Find the word "cubes" in the data. Return every line where it appears.

### Listing
########

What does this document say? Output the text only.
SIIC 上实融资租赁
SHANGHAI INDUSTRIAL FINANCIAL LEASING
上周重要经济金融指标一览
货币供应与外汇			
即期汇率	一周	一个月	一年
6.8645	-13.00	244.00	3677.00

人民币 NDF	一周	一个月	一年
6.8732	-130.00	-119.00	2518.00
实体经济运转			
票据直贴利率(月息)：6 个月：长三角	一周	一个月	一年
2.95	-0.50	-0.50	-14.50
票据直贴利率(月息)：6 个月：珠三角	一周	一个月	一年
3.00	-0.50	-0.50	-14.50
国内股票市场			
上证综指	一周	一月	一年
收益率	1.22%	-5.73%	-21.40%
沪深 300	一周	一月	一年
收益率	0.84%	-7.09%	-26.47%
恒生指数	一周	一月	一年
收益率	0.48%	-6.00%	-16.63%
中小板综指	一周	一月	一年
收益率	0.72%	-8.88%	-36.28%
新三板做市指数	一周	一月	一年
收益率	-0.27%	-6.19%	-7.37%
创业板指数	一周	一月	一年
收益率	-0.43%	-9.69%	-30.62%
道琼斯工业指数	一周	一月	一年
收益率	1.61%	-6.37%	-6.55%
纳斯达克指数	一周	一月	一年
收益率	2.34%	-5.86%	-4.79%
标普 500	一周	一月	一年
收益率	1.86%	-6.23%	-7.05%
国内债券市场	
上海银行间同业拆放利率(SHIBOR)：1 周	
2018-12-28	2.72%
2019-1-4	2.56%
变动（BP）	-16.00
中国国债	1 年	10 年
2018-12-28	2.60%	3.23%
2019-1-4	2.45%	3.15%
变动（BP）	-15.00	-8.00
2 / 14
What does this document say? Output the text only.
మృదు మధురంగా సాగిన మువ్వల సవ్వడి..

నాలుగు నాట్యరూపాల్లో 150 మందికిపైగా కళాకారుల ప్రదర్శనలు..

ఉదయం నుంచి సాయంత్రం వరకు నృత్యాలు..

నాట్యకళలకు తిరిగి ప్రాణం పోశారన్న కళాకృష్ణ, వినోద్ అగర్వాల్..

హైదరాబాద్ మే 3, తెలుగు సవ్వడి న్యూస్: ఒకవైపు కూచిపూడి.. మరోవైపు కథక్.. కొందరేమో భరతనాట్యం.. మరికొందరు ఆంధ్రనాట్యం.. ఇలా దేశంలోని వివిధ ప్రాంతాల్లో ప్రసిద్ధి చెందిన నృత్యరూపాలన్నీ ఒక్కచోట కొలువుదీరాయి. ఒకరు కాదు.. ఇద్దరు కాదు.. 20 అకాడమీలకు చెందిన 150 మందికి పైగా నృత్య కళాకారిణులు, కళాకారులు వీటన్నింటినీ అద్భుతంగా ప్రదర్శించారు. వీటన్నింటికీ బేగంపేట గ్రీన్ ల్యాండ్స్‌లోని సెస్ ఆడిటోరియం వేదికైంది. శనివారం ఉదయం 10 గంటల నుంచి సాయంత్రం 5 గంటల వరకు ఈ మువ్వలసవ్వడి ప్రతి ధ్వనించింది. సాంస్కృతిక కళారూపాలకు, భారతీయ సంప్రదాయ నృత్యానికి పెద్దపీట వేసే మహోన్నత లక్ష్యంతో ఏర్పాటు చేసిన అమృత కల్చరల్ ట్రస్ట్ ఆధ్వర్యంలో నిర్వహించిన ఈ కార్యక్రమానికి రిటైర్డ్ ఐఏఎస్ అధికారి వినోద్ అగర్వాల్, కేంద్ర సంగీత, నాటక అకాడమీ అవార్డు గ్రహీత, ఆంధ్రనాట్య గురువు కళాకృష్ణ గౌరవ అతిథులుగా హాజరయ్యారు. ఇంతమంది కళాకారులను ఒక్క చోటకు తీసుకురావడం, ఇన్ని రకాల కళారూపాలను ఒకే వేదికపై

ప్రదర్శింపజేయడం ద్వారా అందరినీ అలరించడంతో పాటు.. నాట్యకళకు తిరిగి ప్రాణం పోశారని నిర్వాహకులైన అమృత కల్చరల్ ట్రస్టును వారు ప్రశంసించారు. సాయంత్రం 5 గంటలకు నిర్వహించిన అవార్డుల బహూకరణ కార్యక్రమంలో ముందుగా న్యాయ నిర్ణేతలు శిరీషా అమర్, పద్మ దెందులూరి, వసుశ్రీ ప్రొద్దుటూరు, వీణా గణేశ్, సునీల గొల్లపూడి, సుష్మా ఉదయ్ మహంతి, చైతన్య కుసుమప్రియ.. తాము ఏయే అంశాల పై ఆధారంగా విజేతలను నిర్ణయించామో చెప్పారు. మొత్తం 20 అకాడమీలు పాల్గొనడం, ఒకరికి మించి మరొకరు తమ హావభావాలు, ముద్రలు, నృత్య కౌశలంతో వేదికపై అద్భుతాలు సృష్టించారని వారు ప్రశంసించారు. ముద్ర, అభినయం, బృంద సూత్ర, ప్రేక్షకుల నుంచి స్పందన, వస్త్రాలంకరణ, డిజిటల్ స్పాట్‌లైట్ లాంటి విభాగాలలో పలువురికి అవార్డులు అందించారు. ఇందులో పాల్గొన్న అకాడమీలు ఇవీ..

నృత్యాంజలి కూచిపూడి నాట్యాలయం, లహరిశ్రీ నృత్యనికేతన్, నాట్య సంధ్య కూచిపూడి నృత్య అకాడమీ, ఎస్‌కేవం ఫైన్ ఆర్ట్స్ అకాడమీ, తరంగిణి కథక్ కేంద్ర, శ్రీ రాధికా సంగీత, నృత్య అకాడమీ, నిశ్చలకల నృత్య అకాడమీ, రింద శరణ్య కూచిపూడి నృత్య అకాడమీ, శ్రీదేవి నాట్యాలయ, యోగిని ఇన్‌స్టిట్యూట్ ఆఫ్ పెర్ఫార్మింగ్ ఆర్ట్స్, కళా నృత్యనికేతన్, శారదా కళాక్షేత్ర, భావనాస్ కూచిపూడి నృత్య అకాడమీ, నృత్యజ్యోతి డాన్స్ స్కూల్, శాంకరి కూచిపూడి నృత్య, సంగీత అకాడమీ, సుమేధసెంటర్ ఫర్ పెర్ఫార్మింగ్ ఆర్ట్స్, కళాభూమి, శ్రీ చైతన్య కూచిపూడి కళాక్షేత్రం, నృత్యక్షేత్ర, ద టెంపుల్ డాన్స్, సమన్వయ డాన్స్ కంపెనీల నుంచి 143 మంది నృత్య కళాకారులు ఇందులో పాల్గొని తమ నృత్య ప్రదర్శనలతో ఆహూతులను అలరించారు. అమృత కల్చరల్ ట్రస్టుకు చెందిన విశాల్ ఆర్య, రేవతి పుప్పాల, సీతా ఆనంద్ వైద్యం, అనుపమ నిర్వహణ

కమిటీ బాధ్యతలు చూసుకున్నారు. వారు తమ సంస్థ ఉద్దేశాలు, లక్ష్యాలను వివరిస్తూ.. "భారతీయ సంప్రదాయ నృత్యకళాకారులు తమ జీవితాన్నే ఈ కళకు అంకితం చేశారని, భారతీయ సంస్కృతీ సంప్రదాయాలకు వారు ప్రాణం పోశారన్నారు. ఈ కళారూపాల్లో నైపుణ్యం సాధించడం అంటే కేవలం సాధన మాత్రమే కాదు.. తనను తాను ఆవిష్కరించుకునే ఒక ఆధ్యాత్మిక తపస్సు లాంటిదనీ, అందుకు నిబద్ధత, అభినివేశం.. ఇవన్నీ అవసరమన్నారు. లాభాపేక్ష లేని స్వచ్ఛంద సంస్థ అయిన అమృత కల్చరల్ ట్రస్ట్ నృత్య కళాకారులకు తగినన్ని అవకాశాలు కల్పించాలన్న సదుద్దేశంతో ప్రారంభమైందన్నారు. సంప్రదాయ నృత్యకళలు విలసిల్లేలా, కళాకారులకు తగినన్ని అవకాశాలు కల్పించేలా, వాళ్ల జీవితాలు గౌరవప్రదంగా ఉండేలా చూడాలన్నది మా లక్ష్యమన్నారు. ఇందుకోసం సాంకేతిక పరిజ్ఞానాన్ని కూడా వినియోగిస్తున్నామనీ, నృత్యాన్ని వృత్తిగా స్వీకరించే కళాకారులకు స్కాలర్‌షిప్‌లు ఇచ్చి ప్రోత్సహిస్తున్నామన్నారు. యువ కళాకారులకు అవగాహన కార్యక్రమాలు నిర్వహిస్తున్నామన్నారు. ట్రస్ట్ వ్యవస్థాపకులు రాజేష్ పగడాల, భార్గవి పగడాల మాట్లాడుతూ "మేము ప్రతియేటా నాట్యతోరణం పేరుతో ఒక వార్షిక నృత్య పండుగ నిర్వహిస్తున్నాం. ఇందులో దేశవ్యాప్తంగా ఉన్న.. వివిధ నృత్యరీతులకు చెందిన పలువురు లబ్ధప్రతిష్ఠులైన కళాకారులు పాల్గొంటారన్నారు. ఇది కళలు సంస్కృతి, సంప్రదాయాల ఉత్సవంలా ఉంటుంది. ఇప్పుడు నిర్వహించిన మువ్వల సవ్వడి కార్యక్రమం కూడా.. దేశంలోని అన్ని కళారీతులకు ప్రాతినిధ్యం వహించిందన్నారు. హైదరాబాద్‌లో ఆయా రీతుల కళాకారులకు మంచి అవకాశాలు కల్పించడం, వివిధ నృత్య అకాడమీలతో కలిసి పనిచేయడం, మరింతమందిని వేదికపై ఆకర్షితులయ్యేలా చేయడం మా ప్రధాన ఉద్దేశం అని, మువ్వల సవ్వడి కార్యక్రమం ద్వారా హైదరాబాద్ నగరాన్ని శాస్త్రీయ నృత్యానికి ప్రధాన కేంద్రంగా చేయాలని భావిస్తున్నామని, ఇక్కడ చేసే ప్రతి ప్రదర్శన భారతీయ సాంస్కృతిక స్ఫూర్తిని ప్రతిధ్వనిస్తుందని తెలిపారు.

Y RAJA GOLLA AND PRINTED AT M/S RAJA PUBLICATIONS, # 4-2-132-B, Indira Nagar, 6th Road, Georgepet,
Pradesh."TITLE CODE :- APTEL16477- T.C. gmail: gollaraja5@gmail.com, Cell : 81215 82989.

########

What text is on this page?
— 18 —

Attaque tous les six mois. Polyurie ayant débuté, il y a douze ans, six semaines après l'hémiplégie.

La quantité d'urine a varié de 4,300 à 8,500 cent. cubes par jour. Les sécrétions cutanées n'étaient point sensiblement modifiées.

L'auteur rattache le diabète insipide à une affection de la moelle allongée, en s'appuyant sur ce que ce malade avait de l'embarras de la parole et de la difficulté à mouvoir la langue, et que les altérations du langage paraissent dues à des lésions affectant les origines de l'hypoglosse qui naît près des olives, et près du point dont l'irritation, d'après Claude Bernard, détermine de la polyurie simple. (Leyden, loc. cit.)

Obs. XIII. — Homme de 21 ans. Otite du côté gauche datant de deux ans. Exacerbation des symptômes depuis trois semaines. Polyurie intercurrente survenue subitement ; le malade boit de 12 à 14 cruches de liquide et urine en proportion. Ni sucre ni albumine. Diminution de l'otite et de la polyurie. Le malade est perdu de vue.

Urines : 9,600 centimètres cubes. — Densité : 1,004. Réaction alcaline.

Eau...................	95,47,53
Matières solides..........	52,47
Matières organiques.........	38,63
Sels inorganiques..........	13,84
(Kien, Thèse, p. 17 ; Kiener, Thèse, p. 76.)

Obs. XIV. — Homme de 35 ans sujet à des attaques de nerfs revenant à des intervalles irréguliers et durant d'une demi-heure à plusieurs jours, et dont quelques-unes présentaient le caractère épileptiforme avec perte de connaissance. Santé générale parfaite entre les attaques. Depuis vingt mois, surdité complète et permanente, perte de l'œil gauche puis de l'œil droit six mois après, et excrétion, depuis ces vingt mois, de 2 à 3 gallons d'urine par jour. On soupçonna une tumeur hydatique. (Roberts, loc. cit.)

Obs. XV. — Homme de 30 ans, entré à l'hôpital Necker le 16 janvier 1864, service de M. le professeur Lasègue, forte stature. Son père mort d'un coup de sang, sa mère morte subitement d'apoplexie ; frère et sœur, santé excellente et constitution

########

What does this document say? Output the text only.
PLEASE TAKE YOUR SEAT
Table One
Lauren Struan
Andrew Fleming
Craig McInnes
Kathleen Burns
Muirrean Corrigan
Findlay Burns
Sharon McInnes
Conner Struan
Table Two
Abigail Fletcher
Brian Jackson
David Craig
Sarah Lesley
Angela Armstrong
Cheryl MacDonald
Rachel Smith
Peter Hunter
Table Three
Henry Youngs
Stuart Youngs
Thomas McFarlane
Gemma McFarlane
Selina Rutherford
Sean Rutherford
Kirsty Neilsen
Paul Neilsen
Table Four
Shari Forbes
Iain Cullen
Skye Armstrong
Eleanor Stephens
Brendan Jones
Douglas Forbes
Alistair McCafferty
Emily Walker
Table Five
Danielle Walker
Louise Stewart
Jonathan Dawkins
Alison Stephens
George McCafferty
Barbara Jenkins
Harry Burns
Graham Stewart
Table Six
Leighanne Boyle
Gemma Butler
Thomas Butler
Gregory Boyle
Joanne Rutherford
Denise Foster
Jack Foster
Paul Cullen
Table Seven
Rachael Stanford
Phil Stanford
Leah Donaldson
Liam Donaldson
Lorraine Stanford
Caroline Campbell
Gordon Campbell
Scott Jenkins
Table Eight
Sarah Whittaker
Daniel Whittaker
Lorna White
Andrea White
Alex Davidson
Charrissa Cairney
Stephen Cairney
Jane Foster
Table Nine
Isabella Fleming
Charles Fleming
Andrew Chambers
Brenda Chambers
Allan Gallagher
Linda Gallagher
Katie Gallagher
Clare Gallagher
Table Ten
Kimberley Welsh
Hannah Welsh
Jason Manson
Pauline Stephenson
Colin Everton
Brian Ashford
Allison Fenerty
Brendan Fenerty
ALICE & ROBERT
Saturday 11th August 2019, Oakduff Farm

########

### Written response
La quantité d'urine a varié de 4,300 à 8,500 cent. cubes par jour. Les sécrétions cutanées n'étaient point sensiblement modifiées.
Urines : 9,600 centimètres cubes. — Densité : 1,004. Réaction alcaline.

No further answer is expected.